Short problem →
From the listing that follows, extract every line and set it down unaltered.

Figure collection entries:
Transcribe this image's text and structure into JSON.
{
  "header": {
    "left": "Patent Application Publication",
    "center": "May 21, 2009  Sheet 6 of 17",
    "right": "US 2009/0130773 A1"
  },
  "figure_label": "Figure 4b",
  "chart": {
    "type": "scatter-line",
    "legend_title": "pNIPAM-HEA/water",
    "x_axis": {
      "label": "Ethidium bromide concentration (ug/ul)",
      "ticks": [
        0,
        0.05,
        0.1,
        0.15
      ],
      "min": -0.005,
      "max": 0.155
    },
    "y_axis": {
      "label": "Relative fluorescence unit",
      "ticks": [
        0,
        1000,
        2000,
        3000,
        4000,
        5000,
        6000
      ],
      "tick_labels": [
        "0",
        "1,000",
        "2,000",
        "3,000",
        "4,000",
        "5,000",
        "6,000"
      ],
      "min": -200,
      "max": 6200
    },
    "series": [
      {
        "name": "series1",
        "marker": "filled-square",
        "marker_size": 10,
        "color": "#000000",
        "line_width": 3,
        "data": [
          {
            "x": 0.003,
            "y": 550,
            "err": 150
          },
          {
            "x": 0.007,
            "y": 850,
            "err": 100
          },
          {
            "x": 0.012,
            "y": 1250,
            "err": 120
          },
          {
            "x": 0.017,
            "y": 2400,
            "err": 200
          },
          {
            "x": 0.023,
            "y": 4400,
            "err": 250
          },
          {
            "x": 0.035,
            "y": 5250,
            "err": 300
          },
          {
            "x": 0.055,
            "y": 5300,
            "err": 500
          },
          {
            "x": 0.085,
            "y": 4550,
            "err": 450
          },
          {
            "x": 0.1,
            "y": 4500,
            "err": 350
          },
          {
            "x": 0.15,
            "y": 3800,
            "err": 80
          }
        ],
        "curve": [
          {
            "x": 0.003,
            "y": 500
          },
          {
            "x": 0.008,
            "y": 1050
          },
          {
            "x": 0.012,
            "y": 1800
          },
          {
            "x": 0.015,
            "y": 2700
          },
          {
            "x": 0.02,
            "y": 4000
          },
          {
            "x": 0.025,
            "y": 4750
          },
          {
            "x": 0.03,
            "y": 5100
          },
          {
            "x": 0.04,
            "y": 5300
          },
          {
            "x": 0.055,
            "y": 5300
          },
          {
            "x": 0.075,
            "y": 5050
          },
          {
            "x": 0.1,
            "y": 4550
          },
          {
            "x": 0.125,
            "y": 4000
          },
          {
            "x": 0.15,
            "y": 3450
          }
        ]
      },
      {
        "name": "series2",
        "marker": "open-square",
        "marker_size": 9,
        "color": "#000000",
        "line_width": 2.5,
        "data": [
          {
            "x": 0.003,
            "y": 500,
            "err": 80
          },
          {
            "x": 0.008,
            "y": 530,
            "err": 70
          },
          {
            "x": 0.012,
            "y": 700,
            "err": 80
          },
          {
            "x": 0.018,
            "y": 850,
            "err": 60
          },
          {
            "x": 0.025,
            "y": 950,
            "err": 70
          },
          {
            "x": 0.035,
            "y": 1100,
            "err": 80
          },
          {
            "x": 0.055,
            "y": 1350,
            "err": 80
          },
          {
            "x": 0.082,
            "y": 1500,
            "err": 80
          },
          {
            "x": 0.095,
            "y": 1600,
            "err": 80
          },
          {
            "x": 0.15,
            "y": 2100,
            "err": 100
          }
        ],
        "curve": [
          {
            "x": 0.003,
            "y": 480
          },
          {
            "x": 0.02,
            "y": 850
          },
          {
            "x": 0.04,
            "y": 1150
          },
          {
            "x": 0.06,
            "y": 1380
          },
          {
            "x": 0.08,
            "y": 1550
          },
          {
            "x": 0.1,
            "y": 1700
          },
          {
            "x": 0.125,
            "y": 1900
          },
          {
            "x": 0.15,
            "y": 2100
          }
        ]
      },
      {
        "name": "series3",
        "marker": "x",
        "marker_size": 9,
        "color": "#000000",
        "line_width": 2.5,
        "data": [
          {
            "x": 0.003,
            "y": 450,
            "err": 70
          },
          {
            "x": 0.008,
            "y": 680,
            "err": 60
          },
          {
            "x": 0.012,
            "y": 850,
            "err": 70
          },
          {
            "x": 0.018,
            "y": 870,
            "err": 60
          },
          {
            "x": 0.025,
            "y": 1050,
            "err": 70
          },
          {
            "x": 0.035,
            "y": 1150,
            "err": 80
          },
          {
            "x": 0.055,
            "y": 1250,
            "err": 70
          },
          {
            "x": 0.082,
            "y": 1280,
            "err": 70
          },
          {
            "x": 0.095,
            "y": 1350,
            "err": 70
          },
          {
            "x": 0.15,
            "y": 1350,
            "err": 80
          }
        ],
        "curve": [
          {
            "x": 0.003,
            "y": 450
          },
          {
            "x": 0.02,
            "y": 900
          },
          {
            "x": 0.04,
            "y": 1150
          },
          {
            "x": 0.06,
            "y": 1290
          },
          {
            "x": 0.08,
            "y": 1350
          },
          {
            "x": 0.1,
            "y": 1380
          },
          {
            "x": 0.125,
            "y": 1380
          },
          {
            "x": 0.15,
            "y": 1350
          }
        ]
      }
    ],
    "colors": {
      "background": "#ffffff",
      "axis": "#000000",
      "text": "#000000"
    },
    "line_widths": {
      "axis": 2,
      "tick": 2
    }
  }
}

Output below →
Transcribe this image's text and structure into JSON.
{
  "header": {
    "left": "Patent Application Publication",
    "center": "May 21, 2009  Sheet 6 of 17",
    "right": "US 2009/0130773 A1"
  },
  "figure_label": "Figure 4b",
  "chart": {
    "type": "scatter-line",
    "legend_title": "pNIPAM-HEA/water",
    "x_axis": {
      "label": "Ethidium bromide concentration (ug/ul)",
      "ticks": [
        0,
        0.05,
        0.1,
        0.15
      ],
      "min": -0.005,
      "max": 0.155
    },
    "y_axis": {
      "label": "Relative fluorescence unit",
      "ticks": [
        0,
        1000,
        2000,
        3000,
        4000,
        5000,
        6000
      ],
      "tick_labels": [
        "0",
        "1,000",
        "2,000",
        "3,000",
        "4,000",
        "5,000",
        "6,000"
      ],
      "min": -200,
      "max": 6200
    },
    "series": [
      {
        "name": "series1",
        "marker": "filled-square",
        "marker_size": 10,
        "color": "#000000",
        "line_width": 3,
        "data": [
          {
            "x": 0.003,
            "y": 550,
            "err": 150
          },
          {
            "x": 0.007,
            "y": 850,
            "err": 100
          },
          {
            "x": 0.012,
            "y": 1250,
            "err": 120
          },
          {
            "x": 0.017,
            "y": 2400,
            "err": 200
          },
          {
            "x": 0.023,
            "y": 4400,
            "err": 250
          },
          {
            "x": 0.035,
            "y": 5250,
            "err": 300
          },
          {
            "x": 0.055,
            "y": 5300,
            "err": 500
          },
          {
            "x": 0.085,
            "y": 4550,
            "err": 450
          },
          {
            "x": 0.1,
            "y": 4500,
            "err": 350
          },
          {
            "x": 0.15,
            "y": 3800,
            "err": 80
          }
        ],
        "curve": [
          {
            "x": 0.003,
            "y": 500
          },
          {
            "x": 0.008,
            "y": 1050
          },
          {
            "x": 0.012,
            "y": 1800
          },
          {
            "x": 0.015,
            "y": 2700
          },
          {
            "x": 0.02,
            "y": 4000
          },
          {
            "x": 0.025,
            "y": 4750
          },
          {
            "x": 0.03,
            "y": 5100
          },
          {
            "x": 0.04,
            "y": 5300
          },
          {
            "x": 0.055,
            "y": 5300
          },
          {
            "x": 0.075,
            "y": 5050
          },
          {
            "x": 0.1,
            "y": 4550
          },
          {
            "x": 0.125,
            "y": 4000
          },
          {
            "x": 0.15,
            "y": 3450
          }
        ]
      },
      {
        "name": "series2",
        "marker": "open-square",
        "marker_size": 9,
        "color": "#000000",
        "line_width": 2.5,
        "data": [
          {
            "x": 0.003,
            "y": 500,
            "err": 80
          },
          {
            "x": 0.008,
            "y": 530,
            "err": 70
          },
          {
            "x": 0.012,
            "y": 700,
            "err": 80
          },
          {
            "x": 0.018,
            "y": 850,
            "err": 60
          },
          {
            "x": 0.025,
            "y": 950,
            "err": 70
          },
          {
            "x": 0.035,
            "y": 1100,
            "err": 80
          },
          {
            "x": 0.055,
            "y": 1350,
            "err": 80
          },
          {
            "x": 0.082,
            "y": 1500,
            "err": 80
          },
          {
            "x": 0.095,
            "y": 1600,
            "err": 80
          },
          {
            "x": 0.15,
            "y": 2100,
            "err": 100
          }
        ],
        "curve": [
          {
            "x": 0.003,
            "y": 480
          },
          {
            "x": 0.02,
            "y": 850
          },
          {
            "x": 0.04,
            "y": 1150
          },
          {
            "x": 0.06,
            "y": 1380
          },
          {
            "x": 0.08,
            "y": 1550
          },
          {
            "x": 0.1,
            "y": 1700
          },
          {
            "x": 0.125,
            "y": 1900
          },
          {
            "x": 0.15,
            "y": 2100
          }
        ]
      },
      {
        "name": "series3",
        "marker": "x",
        "marker_size": 9,
        "color": "#000000",
        "line_width": 2.5,
        "data": [
          {
            "x": 0.003,
            "y": 450,
            "err": 70
          },
          {
            "x": 0.008,
            "y": 680,
            "err": 60
          },
          {
            "x": 0.012,
            "y": 850,
            "err": 70
          },
          {
            "x": 0.018,
            "y": 870,
            "err": 60
          },
          {
            "x": 0.025,
            "y": 1050,
            "err": 70
          },
          {
            "x": 0.035,
            "y": 1150,
            "err": 80
          },
          {
            "x": 0.055,
            "y": 1250,
            "err": 70
          },
          {
            "x": 0.082,
            "y": 1280,
            "err": 70
          },
          {
            "x": 0.095,
            "y": 1350,
            "err": 70
          },
          {
            "x": 0.15,
            "y": 1350,
            "err": 80
          }
        ],
        "curve": [
          {
            "x": 0.003,
            "y": 450
          },
          {
            "x": 0.02,
            "y": 900
          },
          {
            "x": 0.04,
            "y": 1150
          },
          {
            "x": 0.06,
            "y": 1290
          },
          {
            "x": 0.08,
            "y": 1350
          },
          {
            "x": 0.1,
            "y": 1380
          },
          {
            "x": 0.125,
            "y": 1380
          },
          {
            "x": 0.15,
            "y": 1350
          }
        ]
      }
    ],
    "colors": {
      "background": "#ffffff",
      "axis": "#000000",
      "text": "#000000"
    },
    "line_widths": {
      "axis": 2,
      "tick": 2
    }
  }
}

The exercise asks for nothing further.